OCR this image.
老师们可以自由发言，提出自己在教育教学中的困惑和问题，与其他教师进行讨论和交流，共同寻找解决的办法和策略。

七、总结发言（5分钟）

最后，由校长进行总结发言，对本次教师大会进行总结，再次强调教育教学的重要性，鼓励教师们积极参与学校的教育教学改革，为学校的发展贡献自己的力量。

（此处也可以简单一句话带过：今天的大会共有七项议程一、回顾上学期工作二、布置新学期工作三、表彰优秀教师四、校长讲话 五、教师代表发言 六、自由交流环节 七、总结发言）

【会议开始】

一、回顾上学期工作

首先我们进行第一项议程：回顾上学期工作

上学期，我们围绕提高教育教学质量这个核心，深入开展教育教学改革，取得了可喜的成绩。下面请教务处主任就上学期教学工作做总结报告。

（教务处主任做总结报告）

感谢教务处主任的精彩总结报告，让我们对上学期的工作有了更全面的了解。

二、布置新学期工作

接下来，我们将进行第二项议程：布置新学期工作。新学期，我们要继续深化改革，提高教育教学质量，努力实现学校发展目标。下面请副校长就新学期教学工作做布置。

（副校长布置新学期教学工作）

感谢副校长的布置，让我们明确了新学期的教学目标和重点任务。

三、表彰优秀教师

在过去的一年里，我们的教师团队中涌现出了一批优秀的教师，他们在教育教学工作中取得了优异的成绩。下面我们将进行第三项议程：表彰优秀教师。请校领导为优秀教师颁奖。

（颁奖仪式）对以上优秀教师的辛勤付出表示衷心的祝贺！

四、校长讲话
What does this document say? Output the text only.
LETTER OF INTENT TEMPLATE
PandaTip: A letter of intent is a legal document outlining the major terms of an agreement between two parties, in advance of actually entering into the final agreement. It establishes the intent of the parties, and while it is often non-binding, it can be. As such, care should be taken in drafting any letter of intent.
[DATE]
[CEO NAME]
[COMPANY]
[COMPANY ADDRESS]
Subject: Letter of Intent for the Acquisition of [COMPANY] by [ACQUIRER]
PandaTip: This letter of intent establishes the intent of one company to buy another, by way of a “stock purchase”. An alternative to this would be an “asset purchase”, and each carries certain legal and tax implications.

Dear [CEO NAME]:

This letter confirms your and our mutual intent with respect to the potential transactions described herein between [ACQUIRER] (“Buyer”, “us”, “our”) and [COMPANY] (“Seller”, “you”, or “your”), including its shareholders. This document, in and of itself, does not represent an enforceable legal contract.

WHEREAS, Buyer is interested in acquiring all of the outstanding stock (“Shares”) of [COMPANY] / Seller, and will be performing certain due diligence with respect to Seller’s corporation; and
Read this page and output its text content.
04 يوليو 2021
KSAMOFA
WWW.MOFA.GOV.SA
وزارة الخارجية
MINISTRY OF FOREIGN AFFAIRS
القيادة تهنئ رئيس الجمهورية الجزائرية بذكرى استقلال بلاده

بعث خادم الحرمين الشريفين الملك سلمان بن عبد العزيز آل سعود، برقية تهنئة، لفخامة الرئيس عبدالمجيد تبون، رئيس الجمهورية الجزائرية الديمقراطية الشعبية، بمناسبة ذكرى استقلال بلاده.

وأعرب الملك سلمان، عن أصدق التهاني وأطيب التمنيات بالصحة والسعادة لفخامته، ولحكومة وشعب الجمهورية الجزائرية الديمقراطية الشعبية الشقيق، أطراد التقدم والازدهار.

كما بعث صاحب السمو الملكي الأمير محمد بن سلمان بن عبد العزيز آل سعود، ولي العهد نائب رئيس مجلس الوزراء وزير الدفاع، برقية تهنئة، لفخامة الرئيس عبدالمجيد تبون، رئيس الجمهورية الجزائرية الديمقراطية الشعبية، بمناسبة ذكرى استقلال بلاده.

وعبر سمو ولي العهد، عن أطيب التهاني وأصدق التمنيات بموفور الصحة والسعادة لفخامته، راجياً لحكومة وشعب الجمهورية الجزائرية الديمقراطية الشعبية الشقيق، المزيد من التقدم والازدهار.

Directive -
Each record above should be repeated exactly as it appears.

Written answer -
OCR this image.
老师们可以自由发言，提出自己在教育教学中的困惑和问题，与其他教师进行讨论和交流，共同寻找解决的办法和策略。

七、总结发言（5分钟）

最后，由校长进行总结发言，对本次教师大会进行总结，再次强调教育教学的重要性，鼓励教师们积极参与学校的教育教学改革，为学校的发展贡献自己的力量。

（此处也可以简单一句话带过：今天的大会共有七项议程一、回顾上学期工作二、布置新学期工作三、表彰优秀教师四、校长讲话 五、教师代表发言 六、自由交流环节 七、总结发言）

【会议开始】

一、回顾上学期工作

首先我们进行第一项议程：回顾上学期工作

上学期，我们围绕提高教育教学质量这个核心，深入开展教育教学改革，取得了可喜的成绩。下面请教务处主任就上学期教学工作做总结报告。

（教务处主任做总结报告）

感谢教务处主任的精彩总结报告，让我们对上学期的工作有了更全面的了解。

二、布置新学期工作

接下来，我们将进行第二项议程：布置新学期工作。新学期，我们要继续深化改革，提高教育教学质量，努力实现学校发展目标。下面请副校长就新学期教学工作做布置。

（副校长布置新学期教学工作）

感谢副校长的布置，让我们明确了新学期的教学目标和重点任务。

三、表彰优秀教师

在过去的一年里，我们的教师团队中涌现出了一批优秀的教师，他们在教育教学工作中取得了优异的成绩。下面我们将进行第三项议程：表彰优秀教师。请校领导为优秀教师颁奖。

（颁奖仪式）对以上优秀教师的辛勤付出表示衷心的祝贺！

四、校长讲话
What does this document say? Output the text only.
LETTER OF INTENT TEMPLATE
PandaTip: A letter of intent is a legal document outlining the major terms of an agreement between two parties, in advance of actually entering into the final agreement. It establishes the intent of the parties, and while it is often non-binding, it can be. As such, care should be taken in drafting any letter of intent.
[DATE]
[CEO NAME]
[COMPANY]
[COMPANY ADDRESS]
Subject: Letter of Intent for the Acquisition of [COMPANY] by [ACQUIRER]
PandaTip: This letter of intent establishes the intent of one company to buy another, by way of a “stock purchase”. An alternative to this would be an “asset purchase”, and each carries certain legal and tax implications.

Dear [CEO NAME]:

This letter confirms your and our mutual intent with respect to the potential transactions described herein between [ACQUIRER] (“Buyer”, “us”, “our”) and [COMPANY] (“Seller”, “you”, or “your”), including its shareholders. This document, in and of itself, does not represent an enforceable legal contract.

WHEREAS, Buyer is interested in acquiring all of the outstanding stock (“Shares”) of [COMPANY] / Seller, and will be performing certain due diligence with respect to Seller’s corporation; and
Read this page and output its text content.
04 يوليو 2021
KSAMOFA
WWW.MOFA.GOV.SA
وزارة الخارجية
MINISTRY OF FOREIGN AFFAIRS
القيادة تهنئ رئيس الجمهورية الجزائرية بذكرى استقلال بلاده

بعث خادم الحرمين الشريفين الملك سلمان بن عبد العزيز آل سعود، برقية تهنئة، لفخامة الرئيس عبدالمجيد تبون، رئيس الجمهورية الجزائرية الديمقراطية الشعبية، بمناسبة ذكرى استقلال بلاده.

وأعرب الملك سلمان، عن أصدق التهاني وأطيب التمنيات بالصحة والسعادة لفخامته، ولحكومة وشعب الجمهورية الجزائرية الديمقراطية الشعبية الشقيق، أطراد التقدم والازدهار.

كما بعث صاحب السمو الملكي الأمير محمد بن سلمان بن عبد العزيز آل سعود، ولي العهد نائب رئيس مجلس الوزراء وزير الدفاع، برقية تهنئة، لفخامة الرئيس عبدالمجيد تبون، رئيس الجمهورية الجزائرية الديمقراطية الشعبية، بمناسبة ذكرى استقلال بلاده.

وعبر سمو ولي العهد، عن أطيب التهاني وأصدق التمنيات بموفور الصحة والسعادة لفخامته، راجياً لحكومة وشعب الجمهورية الجزائرية الديمقراطية الشعبية الشقيق، المزيد من التقدم والازدهار.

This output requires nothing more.